_Material shown_
══════

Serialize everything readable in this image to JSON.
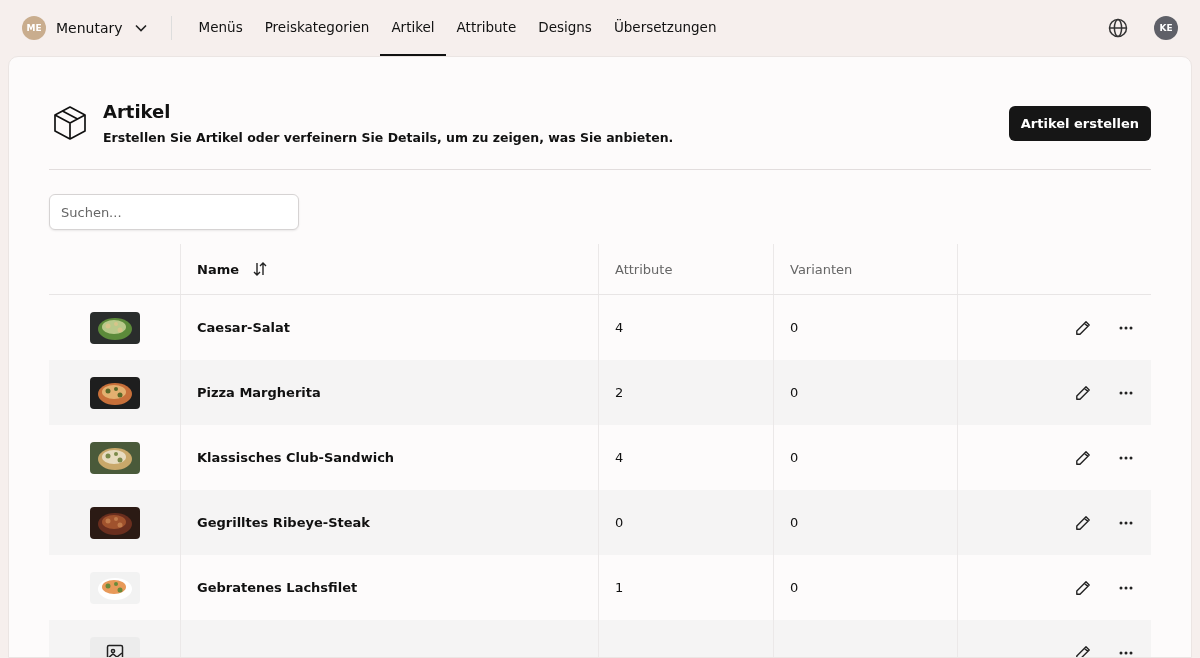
{
  "nav": {
    "account": {
      "initials": "ME",
      "name": "Menutary"
    },
    "tabs": [
      {
        "label": "Menüs",
        "selected": false
      },
      {
        "label": "Preiskategorien",
        "selected": false
      },
      {
        "label": "Artikel",
        "selected": true
      },
      {
        "label": "Attribute",
        "selected": false
      },
      {
        "label": "Designs",
        "selected": false
      },
      {
        "label": "Übersetzungen",
        "selected": false
      }
    ],
    "user_initials": "KE"
  },
  "header": {
    "title": "Artikel",
    "subtitle": "Erstellen Sie Artikel oder verfeinern Sie Details, um zu zeigen, was Sie anbieten.",
    "button": "Artikel erstellen"
  },
  "search": {
    "placeholder": "Suchen..."
  },
  "table": {
    "columns": [
      "Name",
      "Attribute",
      "Varianten"
    ],
    "rows": [
      {
        "name": "Caesar-Salat",
        "attributes": "4",
        "variants": "0"
      },
      {
        "name": "Pizza Margherita",
        "attributes": "2",
        "variants": "0"
      },
      {
        "name": "Klassisches Club-Sandwich",
        "attributes": "4",
        "variants": "0"
      },
      {
        "name": "Gegrilltes Ribeye-Steak",
        "attributes": "0",
        "variants": "0"
      },
      {
        "name": "Gebratenes Lachsfilet",
        "attributes": "1",
        "variants": "0"
      },
      {
        "image": {
          "kind": "placeholder"
        }
      }
    ]
  }
}
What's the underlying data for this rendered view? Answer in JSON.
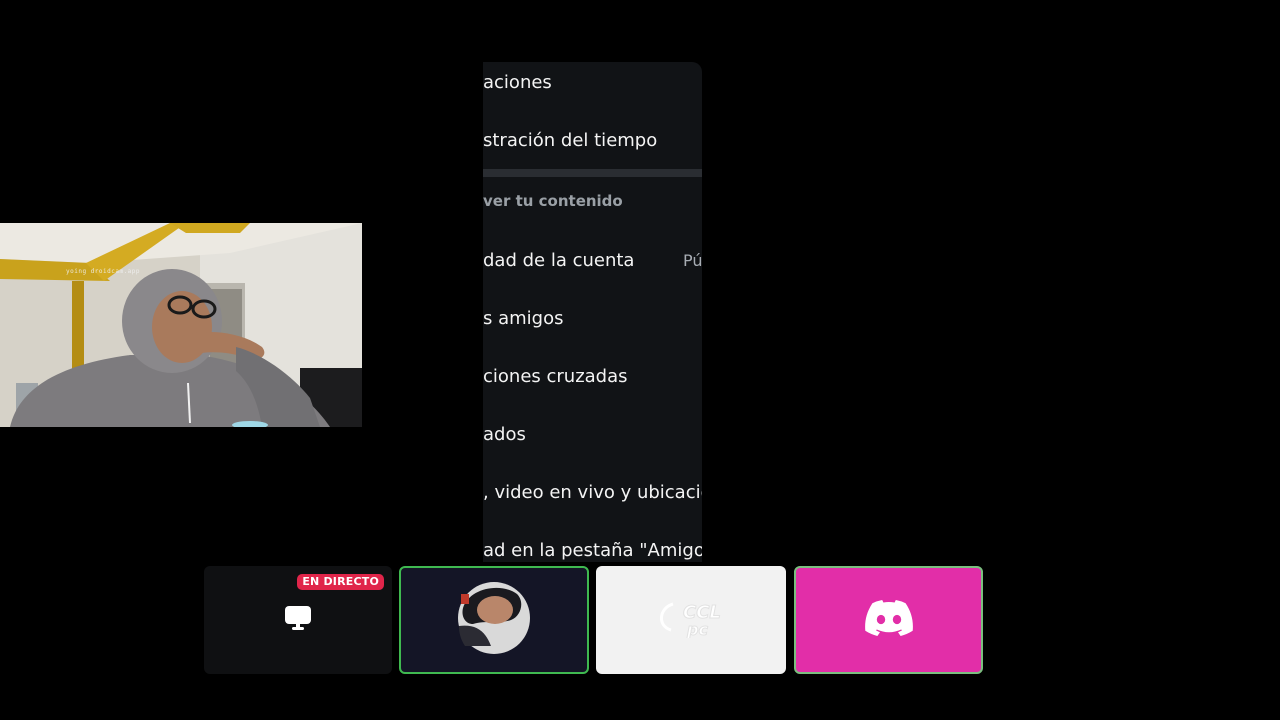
{
  "webcam": {
    "watermark": "yoing droidcam.app"
  },
  "settings_panel": {
    "rows_top": [
      {
        "label": "aciones"
      },
      {
        "label": "stración del tiempo"
      }
    ],
    "section_header": "ver tu contenido",
    "rows": [
      {
        "label": "dad de la cuenta",
        "value": "Pú"
      },
      {
        "label": "s amigos"
      },
      {
        "label": "ciones cruzadas"
      },
      {
        "label": "ados"
      },
      {
        "label": ", video en vivo y ubicación"
      },
      {
        "label": "ad en la pestaña \"Amigos\""
      }
    ]
  },
  "thumbnails": [
    {
      "name": "live-screen",
      "badge": "EN DIRECTO",
      "icon": "monitor-icon",
      "background": "#0f1012"
    },
    {
      "name": "avatar-stream",
      "icon": "profile-photo",
      "background": "#141526",
      "selected": true
    },
    {
      "name": "game-logo",
      "icon": "logo-icon",
      "background": "#f2f2f2"
    },
    {
      "name": "discord",
      "icon": "discord-icon",
      "background": "#e22ea8"
    }
  ],
  "colors": {
    "page_background": "#000000",
    "panel_background": "#111316",
    "live_badge": "#e0254a",
    "selected_border": "#3fb950",
    "discord_pink": "#e22ea8"
  }
}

══════

_Exercise directions_
Write out, word for word, the line containing "What's the underlying" and each line after it to the end of the data, and nothing more. Drop the pictures.

_Response for this exercise_
What's the underlying data for this rendered view? Answer in JSON.
{
  "webcam": {
    "watermark": "yoing droidcam.app"
  },
  "settings_panel": {
    "rows_top": [
      {
        "label": "aciones"
      },
      {
        "label": "stración del tiempo"
      }
    ],
    "section_header": "ver tu contenido",
    "rows": [
      {
        "label": "dad de la cuenta",
        "value": "Pú"
      },
      {
        "label": "s amigos"
      },
      {
        "label": "ciones cruzadas"
      },
      {
        "label": "ados"
      },
      {
        "label": ", video en vivo y ubicación"
      },
      {
        "label": "ad en la pestaña \"Amigos\""
      }
    ]
  },
  "thumbnails": [
    {
      "name": "live-screen",
      "badge": "EN DIRECTO",
      "icon": "monitor-icon",
      "background": "#0f1012"
    },
    {
      "name": "avatar-stream",
      "icon": "profile-photo",
      "background": "#141526",
      "selected": true
    },
    {
      "name": "game-logo",
      "icon": "logo-icon",
      "background": "#f2f2f2"
    },
    {
      "name": "discord",
      "icon": "discord-icon",
      "background": "#e22ea8"
    }
  ],
  "colors": {
    "page_background": "#000000",
    "panel_background": "#111316",
    "live_badge": "#e0254a",
    "selected_border": "#3fb950",
    "discord_pink": "#e22ea8"
  }
}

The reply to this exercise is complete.